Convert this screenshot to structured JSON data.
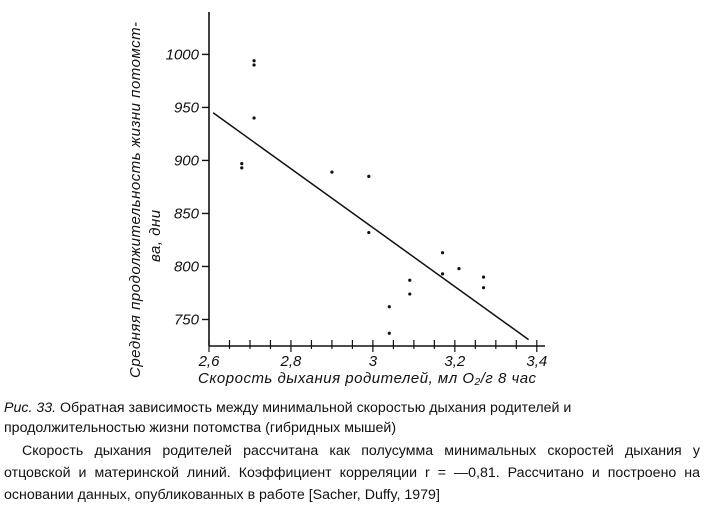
{
  "chart_data": {
    "type": "scatter",
    "xlabel": "Скорость дыхания родителей, мл O₂/г 8 час",
    "ylabel_line1": "Средняя продолжительность жизни потомст-",
    "ylabel_line2": "ва, дни",
    "xlim": [
      2.6,
      3.42
    ],
    "ylim": [
      725,
      1040
    ],
    "x_ticks": [
      2.6,
      2.8,
      3.0,
      3.2,
      3.4
    ],
    "x_tick_labels": [
      "2,6",
      "2,8",
      "3",
      "3,2",
      "3,4"
    ],
    "y_ticks": [
      750,
      800,
      850,
      900,
      950,
      1000
    ],
    "y_tick_labels": [
      "750",
      "800",
      "850",
      "900",
      "950",
      "1000"
    ],
    "points": [
      {
        "x": 2.68,
        "y": 893
      },
      {
        "x": 2.68,
        "y": 897
      },
      {
        "x": 2.71,
        "y": 990
      },
      {
        "x": 2.71,
        "y": 994
      },
      {
        "x": 2.71,
        "y": 940
      },
      {
        "x": 2.9,
        "y": 889
      },
      {
        "x": 2.99,
        "y": 885
      },
      {
        "x": 2.99,
        "y": 832
      },
      {
        "x": 3.04,
        "y": 762
      },
      {
        "x": 3.04,
        "y": 737
      },
      {
        "x": 3.09,
        "y": 787
      },
      {
        "x": 3.09,
        "y": 774
      },
      {
        "x": 3.17,
        "y": 813
      },
      {
        "x": 3.17,
        "y": 793
      },
      {
        "x": 3.21,
        "y": 798
      },
      {
        "x": 3.27,
        "y": 790
      },
      {
        "x": 3.27,
        "y": 780
      }
    ],
    "regression_line": {
      "x1": 2.61,
      "y1": 945,
      "x2": 3.38,
      "y2": 731
    },
    "grid": false
  },
  "caption": {
    "fig_num": "Рис. 33.",
    "text": "Обратная зависимость между минимальной скоростью дыхания родителей и продолжительностью жизни потомства (гибридных мышей)"
  },
  "body_text": "Скорость дыхания родителей рассчитана как полусумма минимальных скоростей дыхания у отцовской и материнской линий. Коэффициент корреляции r = —0,81. Рассчитано и построено на основании данных, опубликованных в работе [Sacher, Duffy, 1979]"
}
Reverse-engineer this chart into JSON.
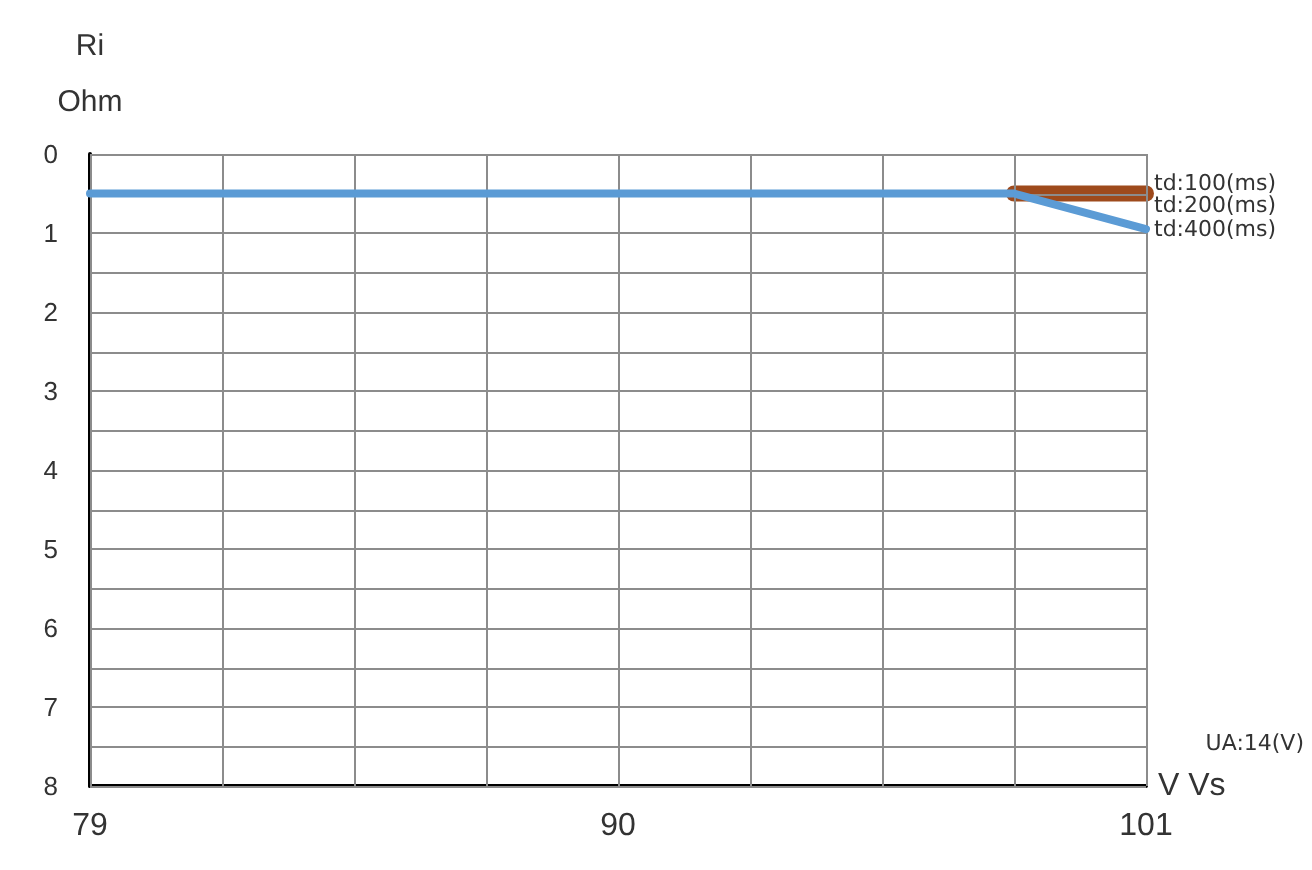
============
Your answer should be a single number: the count of lines in the data that include the word "JSON".

2